WORK INSTRUCTIONS: Find each line in the data below that contains the string "legend", and copy every such line in full.

── EXERCISE INPUT

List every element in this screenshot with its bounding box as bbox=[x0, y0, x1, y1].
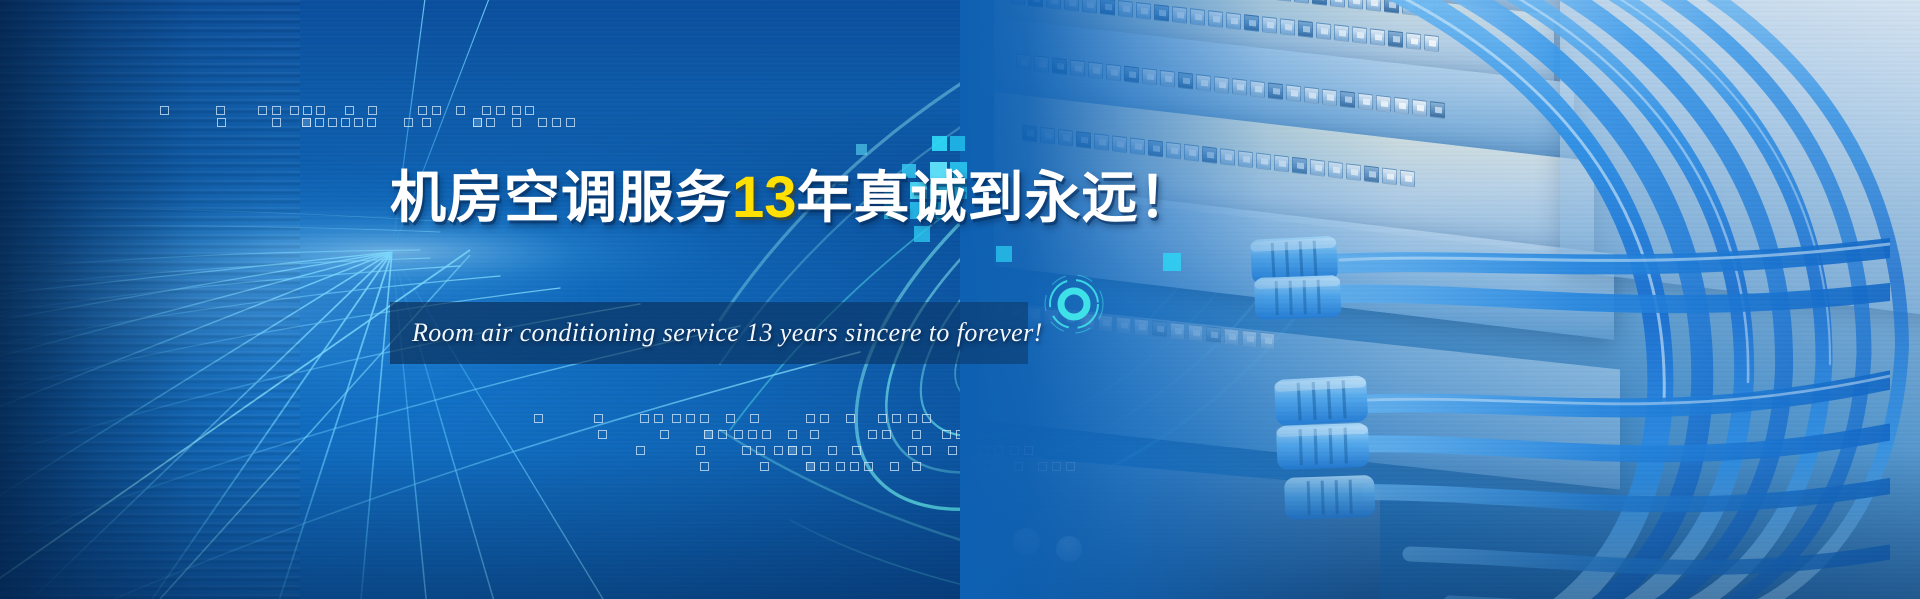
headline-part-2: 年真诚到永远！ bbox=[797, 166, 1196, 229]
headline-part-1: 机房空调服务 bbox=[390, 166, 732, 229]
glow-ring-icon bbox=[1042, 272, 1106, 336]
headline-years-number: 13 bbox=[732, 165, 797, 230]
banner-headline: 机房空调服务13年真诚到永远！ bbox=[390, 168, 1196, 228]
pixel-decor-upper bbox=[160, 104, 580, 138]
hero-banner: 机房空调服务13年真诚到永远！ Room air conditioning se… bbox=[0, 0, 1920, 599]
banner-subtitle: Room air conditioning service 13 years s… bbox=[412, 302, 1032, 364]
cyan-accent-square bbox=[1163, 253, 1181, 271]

────
── EXERCISE INPUT

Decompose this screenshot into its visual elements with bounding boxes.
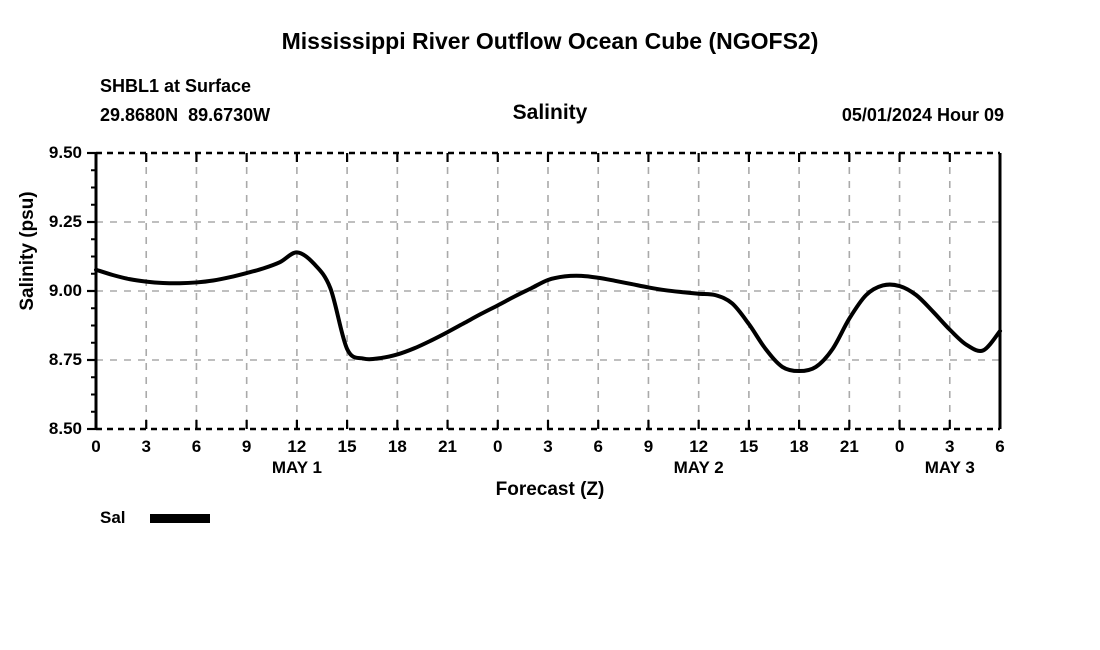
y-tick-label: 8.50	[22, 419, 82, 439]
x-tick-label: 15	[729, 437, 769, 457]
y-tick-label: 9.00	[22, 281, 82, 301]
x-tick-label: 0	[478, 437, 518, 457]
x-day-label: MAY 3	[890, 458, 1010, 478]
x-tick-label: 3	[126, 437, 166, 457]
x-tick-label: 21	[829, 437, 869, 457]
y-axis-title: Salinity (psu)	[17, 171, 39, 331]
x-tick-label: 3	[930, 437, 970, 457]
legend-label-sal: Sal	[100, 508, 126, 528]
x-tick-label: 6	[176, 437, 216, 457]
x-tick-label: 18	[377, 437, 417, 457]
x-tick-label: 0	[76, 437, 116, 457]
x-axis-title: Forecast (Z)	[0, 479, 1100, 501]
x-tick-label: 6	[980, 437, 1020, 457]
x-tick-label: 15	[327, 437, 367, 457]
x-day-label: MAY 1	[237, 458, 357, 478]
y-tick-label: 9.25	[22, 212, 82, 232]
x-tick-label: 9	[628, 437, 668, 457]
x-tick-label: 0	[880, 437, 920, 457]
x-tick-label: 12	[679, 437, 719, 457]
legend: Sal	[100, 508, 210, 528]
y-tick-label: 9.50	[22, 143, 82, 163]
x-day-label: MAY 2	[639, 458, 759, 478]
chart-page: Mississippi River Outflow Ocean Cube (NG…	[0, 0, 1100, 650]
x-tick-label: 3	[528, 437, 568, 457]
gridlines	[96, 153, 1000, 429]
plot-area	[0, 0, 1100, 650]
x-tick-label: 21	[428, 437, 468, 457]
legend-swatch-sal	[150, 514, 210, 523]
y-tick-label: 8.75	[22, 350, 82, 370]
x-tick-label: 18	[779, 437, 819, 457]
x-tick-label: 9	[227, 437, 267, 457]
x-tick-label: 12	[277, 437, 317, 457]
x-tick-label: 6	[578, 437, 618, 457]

────

EXERCISE RESPONSE:
legend-label-sal: Sal	[100, 508, 126, 528]
legend: Sal	[100, 508, 210, 528]
legend-swatch-sal	[150, 514, 210, 523]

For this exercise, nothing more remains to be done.